— BEGIN —

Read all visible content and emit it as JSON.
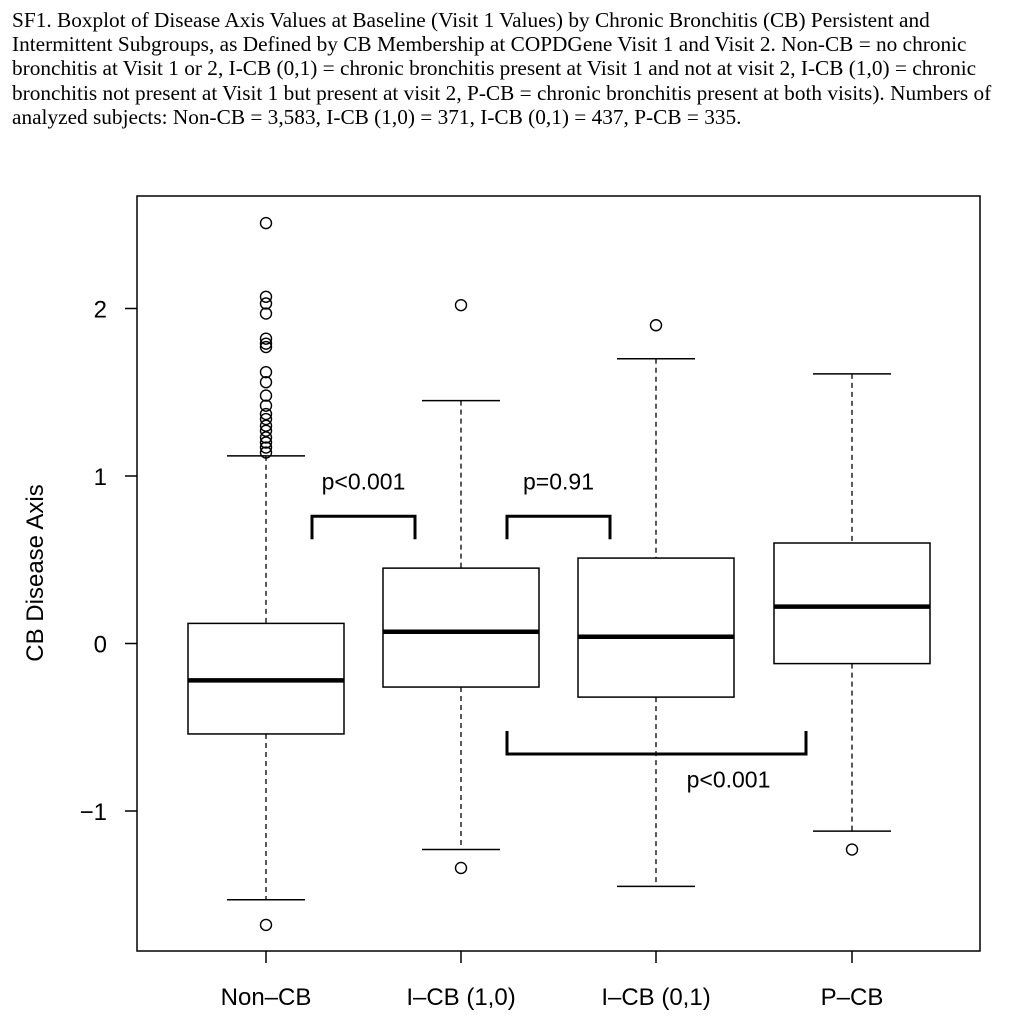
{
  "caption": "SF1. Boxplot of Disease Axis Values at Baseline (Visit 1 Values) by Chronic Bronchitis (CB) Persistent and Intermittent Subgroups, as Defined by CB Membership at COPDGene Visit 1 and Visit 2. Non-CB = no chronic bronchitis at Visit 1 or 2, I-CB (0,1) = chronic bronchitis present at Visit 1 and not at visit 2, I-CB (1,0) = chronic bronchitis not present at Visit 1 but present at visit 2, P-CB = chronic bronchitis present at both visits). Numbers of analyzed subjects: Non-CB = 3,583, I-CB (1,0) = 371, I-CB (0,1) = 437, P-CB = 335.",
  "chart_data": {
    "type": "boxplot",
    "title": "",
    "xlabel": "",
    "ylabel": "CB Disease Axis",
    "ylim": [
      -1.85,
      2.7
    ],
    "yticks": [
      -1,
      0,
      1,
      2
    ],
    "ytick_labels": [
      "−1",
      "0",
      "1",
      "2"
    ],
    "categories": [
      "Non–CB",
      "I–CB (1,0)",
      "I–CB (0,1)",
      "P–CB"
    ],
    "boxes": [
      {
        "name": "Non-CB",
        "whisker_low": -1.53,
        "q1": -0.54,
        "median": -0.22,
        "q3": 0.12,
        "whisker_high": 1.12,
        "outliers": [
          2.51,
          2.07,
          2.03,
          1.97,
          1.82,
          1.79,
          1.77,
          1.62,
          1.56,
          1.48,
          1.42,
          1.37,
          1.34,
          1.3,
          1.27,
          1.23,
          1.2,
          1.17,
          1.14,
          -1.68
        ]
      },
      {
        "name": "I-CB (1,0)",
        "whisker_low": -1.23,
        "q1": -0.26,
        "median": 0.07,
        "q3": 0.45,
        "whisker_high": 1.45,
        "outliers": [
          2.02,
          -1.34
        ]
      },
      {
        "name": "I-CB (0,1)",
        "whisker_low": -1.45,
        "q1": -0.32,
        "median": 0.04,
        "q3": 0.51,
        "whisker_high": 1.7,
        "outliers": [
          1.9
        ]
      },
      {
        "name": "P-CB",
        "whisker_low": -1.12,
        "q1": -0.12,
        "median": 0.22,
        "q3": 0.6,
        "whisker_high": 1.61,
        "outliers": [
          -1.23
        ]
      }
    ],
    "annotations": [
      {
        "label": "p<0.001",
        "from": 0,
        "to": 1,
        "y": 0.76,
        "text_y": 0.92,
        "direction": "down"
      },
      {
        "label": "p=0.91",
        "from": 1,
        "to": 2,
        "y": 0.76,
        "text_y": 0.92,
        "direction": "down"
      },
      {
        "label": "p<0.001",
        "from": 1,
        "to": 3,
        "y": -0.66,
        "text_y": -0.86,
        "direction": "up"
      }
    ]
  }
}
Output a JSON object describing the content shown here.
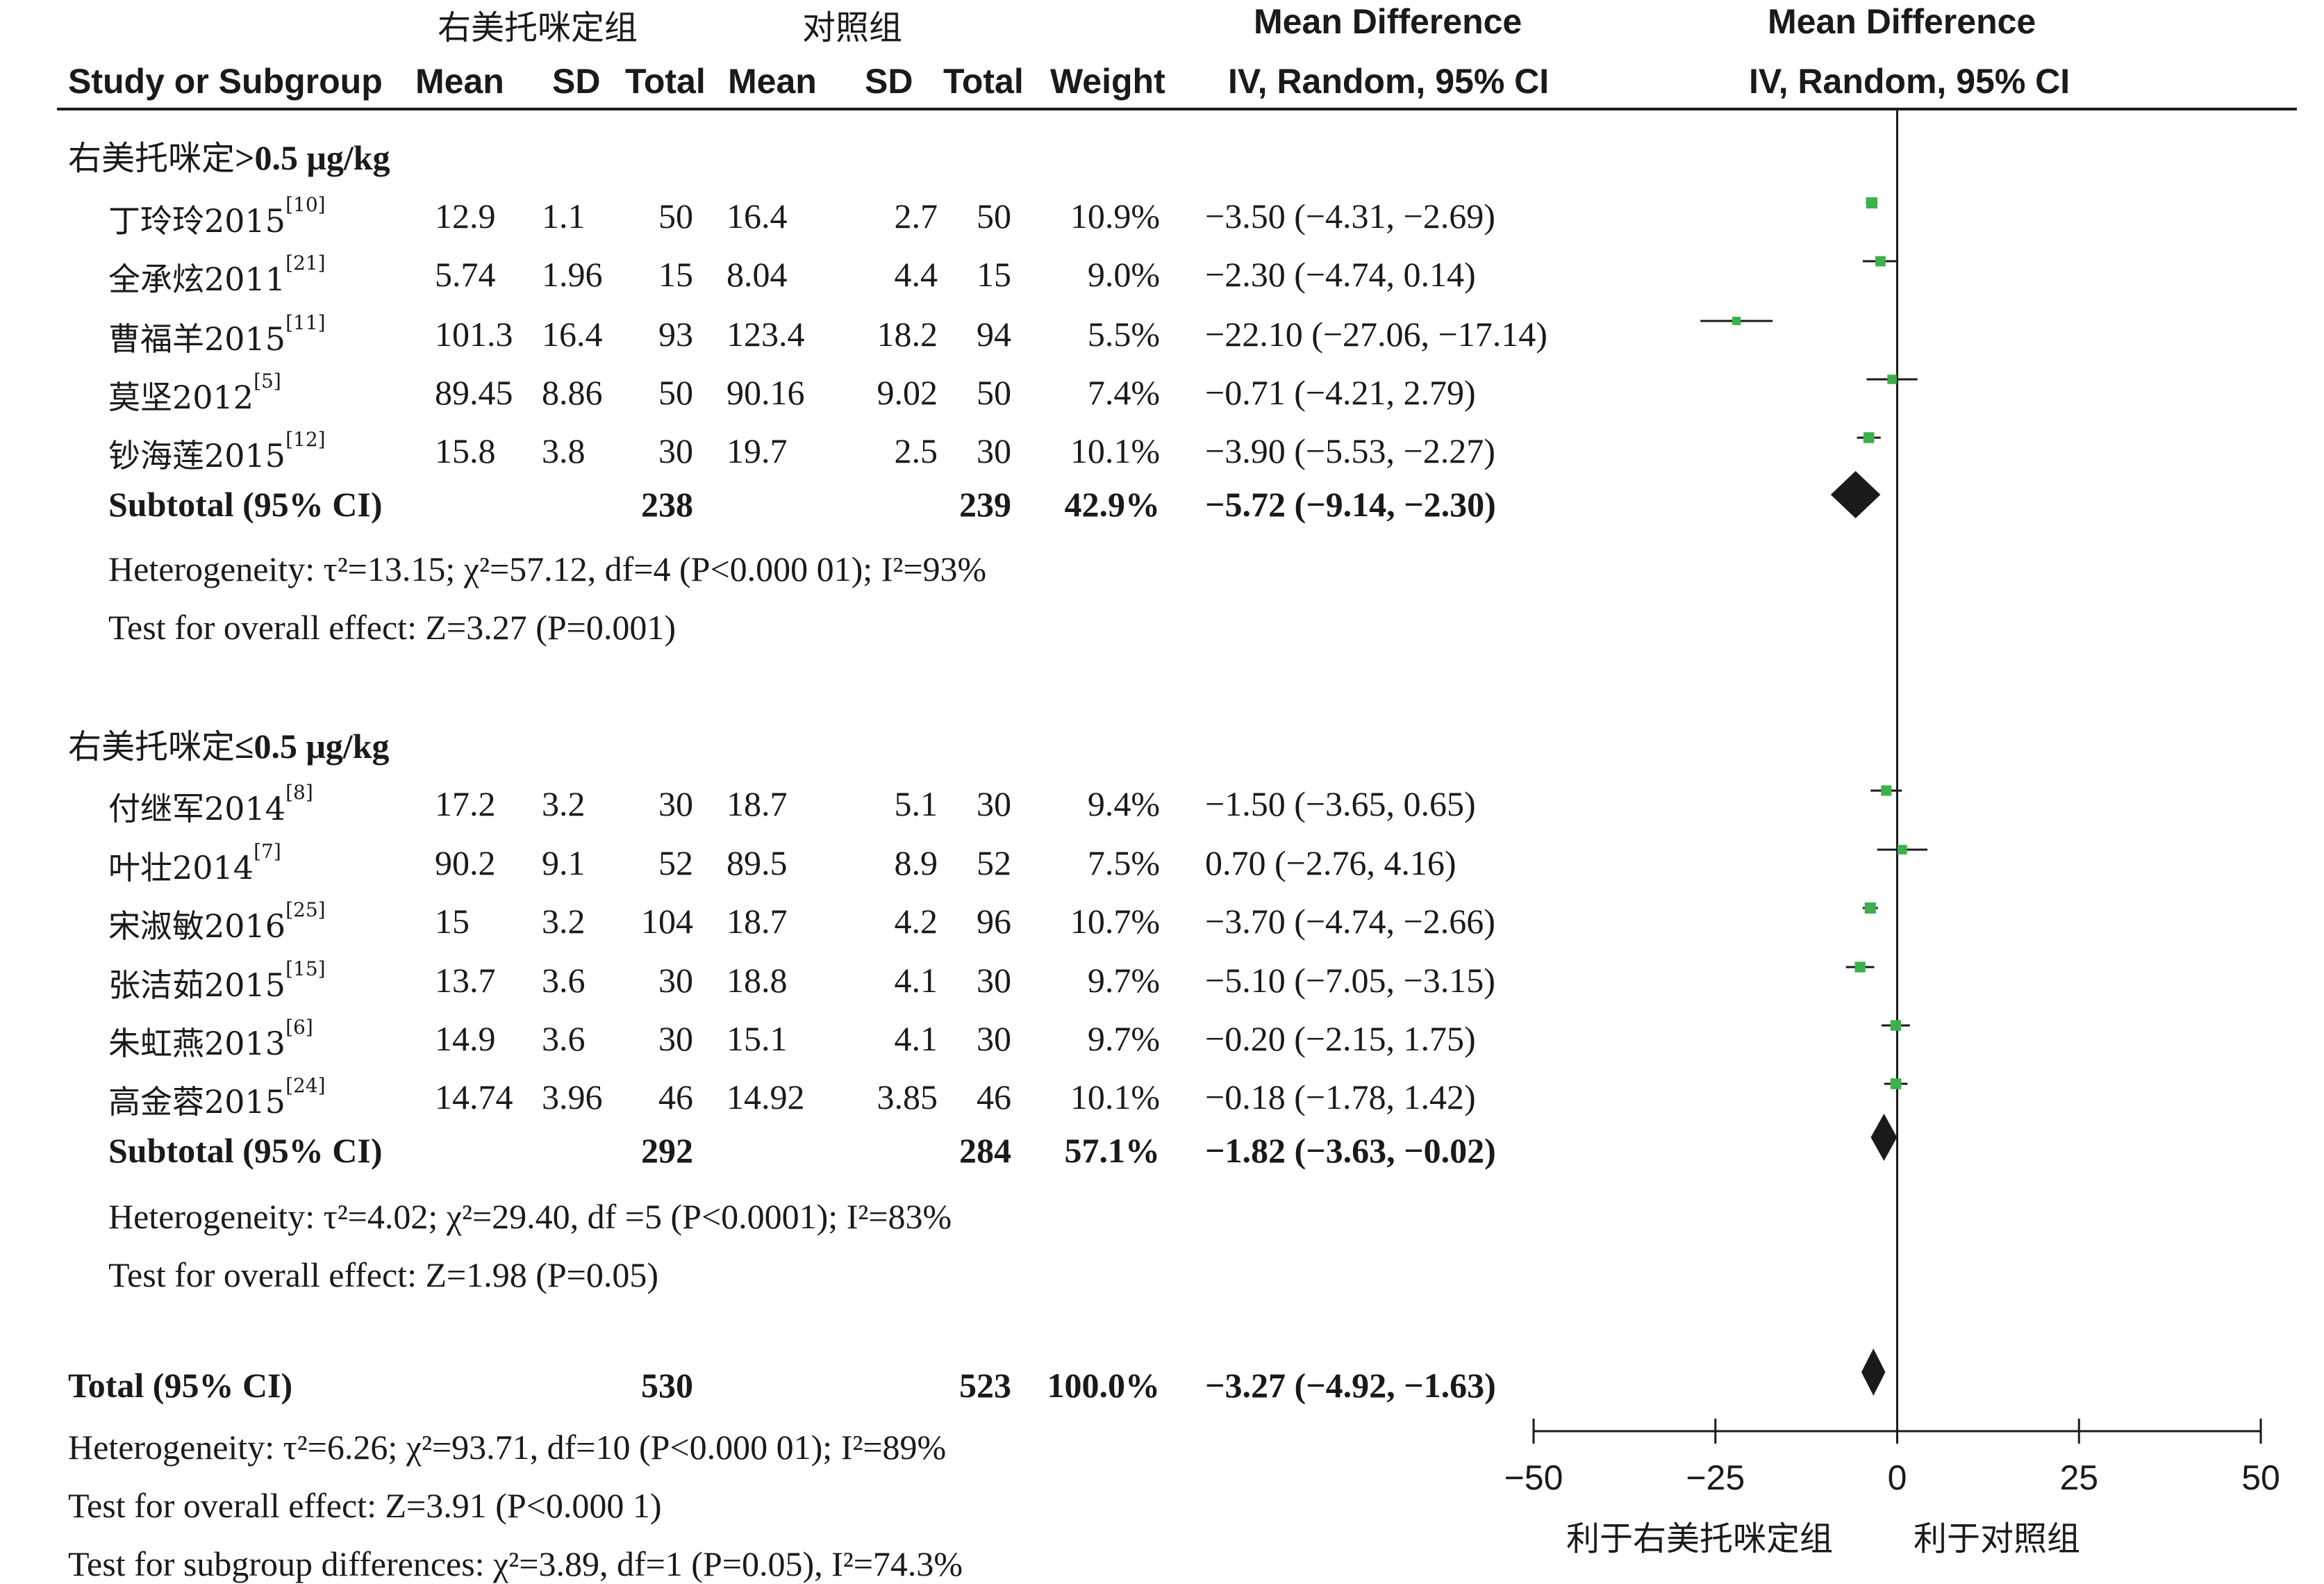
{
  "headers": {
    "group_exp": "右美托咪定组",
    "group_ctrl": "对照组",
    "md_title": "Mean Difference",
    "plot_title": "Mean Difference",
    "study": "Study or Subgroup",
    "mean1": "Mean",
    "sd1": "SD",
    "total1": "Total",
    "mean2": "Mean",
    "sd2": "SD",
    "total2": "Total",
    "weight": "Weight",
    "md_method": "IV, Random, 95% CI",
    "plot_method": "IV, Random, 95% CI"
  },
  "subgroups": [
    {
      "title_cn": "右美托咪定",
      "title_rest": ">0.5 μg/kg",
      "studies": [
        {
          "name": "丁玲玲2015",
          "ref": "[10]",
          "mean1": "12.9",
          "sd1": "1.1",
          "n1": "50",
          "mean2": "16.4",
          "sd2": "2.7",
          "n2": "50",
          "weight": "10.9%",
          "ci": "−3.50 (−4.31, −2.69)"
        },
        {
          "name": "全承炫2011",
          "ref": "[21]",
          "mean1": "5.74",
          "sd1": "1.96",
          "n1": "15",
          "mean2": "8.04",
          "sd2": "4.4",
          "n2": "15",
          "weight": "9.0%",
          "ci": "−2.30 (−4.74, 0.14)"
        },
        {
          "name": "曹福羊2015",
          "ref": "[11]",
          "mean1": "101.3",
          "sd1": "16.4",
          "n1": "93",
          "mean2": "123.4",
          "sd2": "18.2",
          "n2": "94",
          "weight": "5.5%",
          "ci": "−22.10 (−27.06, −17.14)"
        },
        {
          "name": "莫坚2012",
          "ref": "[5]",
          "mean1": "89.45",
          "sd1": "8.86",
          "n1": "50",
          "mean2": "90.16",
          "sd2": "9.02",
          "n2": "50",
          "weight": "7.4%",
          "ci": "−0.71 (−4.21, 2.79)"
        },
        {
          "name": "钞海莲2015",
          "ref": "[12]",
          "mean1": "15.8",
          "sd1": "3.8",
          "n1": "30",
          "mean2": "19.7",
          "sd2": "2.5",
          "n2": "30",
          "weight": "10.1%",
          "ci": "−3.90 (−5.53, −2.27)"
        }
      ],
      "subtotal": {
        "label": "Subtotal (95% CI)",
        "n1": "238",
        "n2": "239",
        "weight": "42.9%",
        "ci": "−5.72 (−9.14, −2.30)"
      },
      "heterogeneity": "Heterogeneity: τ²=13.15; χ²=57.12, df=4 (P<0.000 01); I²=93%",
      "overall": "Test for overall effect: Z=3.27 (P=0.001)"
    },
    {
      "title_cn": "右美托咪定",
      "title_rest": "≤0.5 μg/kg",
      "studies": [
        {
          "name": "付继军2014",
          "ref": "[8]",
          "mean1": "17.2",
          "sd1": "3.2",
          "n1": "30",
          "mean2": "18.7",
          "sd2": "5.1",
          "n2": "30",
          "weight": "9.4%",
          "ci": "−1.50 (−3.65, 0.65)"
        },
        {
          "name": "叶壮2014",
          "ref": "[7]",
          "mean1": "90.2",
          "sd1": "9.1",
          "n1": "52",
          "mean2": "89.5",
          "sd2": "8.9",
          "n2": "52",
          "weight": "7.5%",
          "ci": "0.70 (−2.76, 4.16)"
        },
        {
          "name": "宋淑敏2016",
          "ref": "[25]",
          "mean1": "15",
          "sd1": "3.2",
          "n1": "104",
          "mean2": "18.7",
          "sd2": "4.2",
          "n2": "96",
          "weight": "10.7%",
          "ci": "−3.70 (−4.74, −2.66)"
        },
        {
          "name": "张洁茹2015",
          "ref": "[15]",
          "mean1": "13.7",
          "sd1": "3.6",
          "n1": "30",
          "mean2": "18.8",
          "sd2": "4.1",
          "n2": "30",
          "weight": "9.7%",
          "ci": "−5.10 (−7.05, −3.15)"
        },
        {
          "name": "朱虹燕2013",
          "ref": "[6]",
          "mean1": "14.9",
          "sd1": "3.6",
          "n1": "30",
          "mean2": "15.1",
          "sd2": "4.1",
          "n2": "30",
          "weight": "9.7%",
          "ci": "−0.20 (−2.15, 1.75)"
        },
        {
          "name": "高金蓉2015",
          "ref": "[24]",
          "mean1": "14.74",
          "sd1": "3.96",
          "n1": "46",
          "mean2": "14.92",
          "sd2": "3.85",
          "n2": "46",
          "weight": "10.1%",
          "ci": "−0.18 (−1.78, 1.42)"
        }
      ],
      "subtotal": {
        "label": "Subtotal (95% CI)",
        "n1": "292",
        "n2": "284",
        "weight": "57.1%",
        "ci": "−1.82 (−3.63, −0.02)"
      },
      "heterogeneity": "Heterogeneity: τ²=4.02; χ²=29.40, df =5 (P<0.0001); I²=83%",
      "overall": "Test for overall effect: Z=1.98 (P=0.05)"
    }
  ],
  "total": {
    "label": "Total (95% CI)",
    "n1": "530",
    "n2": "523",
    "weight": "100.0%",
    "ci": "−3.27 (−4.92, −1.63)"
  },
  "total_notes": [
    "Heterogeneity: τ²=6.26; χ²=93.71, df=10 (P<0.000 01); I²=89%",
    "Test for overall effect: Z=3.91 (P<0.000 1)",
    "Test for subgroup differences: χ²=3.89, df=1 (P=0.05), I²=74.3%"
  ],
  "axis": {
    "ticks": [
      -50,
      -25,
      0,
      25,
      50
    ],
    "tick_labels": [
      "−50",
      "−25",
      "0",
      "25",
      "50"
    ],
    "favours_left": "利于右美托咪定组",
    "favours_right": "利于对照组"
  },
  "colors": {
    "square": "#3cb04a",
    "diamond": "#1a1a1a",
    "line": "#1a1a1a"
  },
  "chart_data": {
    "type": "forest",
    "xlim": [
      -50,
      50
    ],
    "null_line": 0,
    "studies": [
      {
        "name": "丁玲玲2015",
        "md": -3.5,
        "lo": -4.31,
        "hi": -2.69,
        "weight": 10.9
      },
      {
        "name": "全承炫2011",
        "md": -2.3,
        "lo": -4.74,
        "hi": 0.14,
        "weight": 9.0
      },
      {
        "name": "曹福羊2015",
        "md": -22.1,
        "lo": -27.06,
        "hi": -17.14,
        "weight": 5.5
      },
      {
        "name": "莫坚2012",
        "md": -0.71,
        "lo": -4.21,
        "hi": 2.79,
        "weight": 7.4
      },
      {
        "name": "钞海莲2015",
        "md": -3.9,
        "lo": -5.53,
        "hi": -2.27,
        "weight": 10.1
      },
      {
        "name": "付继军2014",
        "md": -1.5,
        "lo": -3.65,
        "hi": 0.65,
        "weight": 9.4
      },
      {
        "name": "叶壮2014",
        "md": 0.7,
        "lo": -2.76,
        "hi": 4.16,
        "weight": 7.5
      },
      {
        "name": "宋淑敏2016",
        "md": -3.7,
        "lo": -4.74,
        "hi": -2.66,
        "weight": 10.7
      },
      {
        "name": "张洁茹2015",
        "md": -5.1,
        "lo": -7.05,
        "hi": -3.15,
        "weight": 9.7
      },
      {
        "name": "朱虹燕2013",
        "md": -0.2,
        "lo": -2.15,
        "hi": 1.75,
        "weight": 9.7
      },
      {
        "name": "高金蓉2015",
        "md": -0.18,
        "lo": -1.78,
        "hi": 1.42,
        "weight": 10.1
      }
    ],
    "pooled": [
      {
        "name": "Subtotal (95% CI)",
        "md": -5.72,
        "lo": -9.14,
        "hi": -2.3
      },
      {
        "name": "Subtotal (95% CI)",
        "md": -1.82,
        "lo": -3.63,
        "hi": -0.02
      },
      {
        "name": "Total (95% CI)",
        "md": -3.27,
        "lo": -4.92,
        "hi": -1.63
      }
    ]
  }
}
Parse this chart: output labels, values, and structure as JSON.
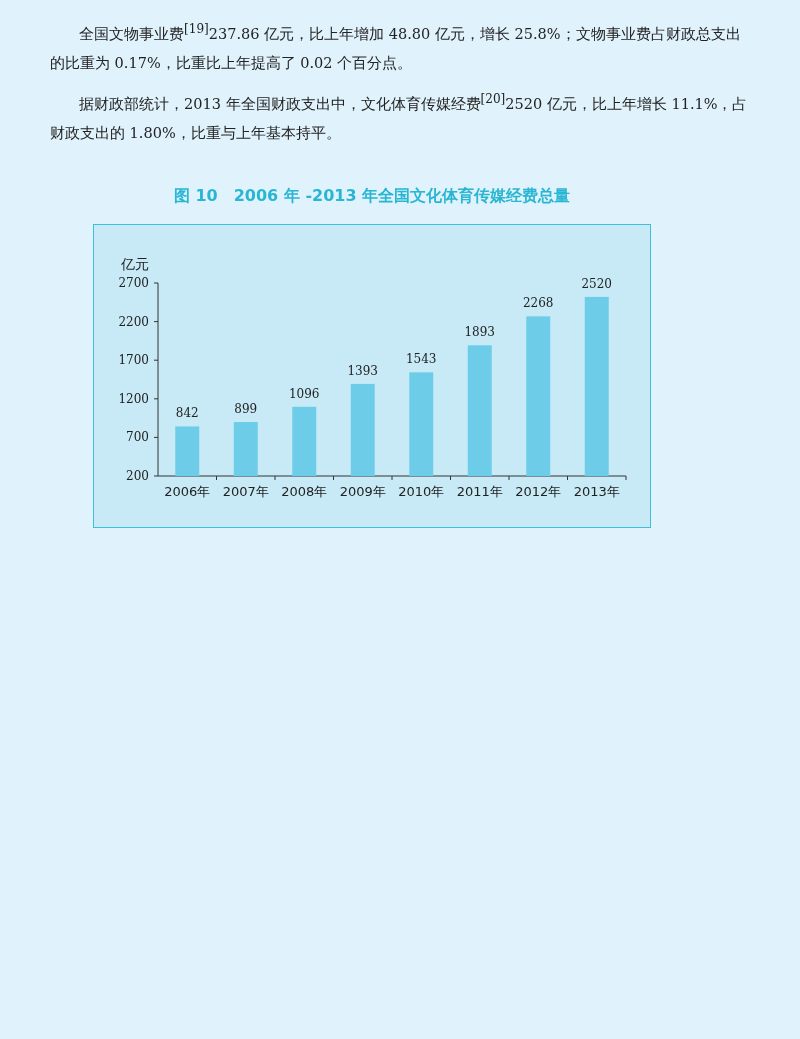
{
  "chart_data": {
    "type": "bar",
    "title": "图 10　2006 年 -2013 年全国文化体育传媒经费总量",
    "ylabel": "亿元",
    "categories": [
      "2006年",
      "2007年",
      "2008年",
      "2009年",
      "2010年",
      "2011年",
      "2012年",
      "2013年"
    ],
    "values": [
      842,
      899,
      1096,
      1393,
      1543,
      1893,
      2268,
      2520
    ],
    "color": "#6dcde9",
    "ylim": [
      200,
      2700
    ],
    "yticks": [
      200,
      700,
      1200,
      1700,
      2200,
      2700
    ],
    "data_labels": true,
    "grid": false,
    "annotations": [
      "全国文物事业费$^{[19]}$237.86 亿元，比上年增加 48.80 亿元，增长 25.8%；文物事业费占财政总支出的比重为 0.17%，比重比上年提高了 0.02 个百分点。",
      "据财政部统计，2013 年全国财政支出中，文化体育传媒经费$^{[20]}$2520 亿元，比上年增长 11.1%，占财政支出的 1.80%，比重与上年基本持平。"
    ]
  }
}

— END —

• Do this: Write out word for word every line from the line with "Parse this chart: output" through the final line of the records, both included, skipping the pictures.

• Answer in full:
Parse this chart: output labels, values, and structure as JSON.
{
  "chart_data": {
    "type": "bar",
    "title": "图 10　2006 年 -2013 年全国文化体育传媒经费总量",
    "ylabel": "亿元",
    "categories": [
      "2006年",
      "2007年",
      "2008年",
      "2009年",
      "2010年",
      "2011年",
      "2012年",
      "2013年"
    ],
    "values": [
      842,
      899,
      1096,
      1393,
      1543,
      1893,
      2268,
      2520
    ],
    "color": "#6dcde9",
    "ylim": [
      200,
      2700
    ],
    "yticks": [
      200,
      700,
      1200,
      1700,
      2200,
      2700
    ],
    "data_labels": true,
    "grid": false,
    "annotations": [
      "全国文物事业费$^{[19]}$237.86 亿元，比上年增加 48.80 亿元，增长 25.8%；文物事业费占财政总支出的比重为 0.17%，比重比上年提高了 0.02 个百分点。",
      "据财政部统计，2013 年全国财政支出中，文化体育传媒经费$^{[20]}$2520 亿元，比上年增长 11.1%，占财政支出的 1.80%，比重与上年基本持平。"
    ]
  }
}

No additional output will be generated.